PROBLEM:
Every line of the data must be copied exactly.

───── DATA SUPPLIED

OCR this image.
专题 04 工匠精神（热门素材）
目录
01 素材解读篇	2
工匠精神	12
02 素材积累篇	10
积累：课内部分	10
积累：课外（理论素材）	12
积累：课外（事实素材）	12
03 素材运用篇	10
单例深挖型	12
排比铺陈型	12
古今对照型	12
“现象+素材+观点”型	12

──────────

WRITTEN ANSWER:
OCR this image.
专题 04 工匠精神（热门素材）
目录
01 素材解读篇	2
工匠精神	12
02 素材积累篇	10
积累：课内部分	10
积累：课外（理论素材）	12
积累：课外（事实素材）	12
03 素材运用篇	10
单例深挖型	12
排比铺陈型	12
古今对照型	12
“现象+素材+观点”型	12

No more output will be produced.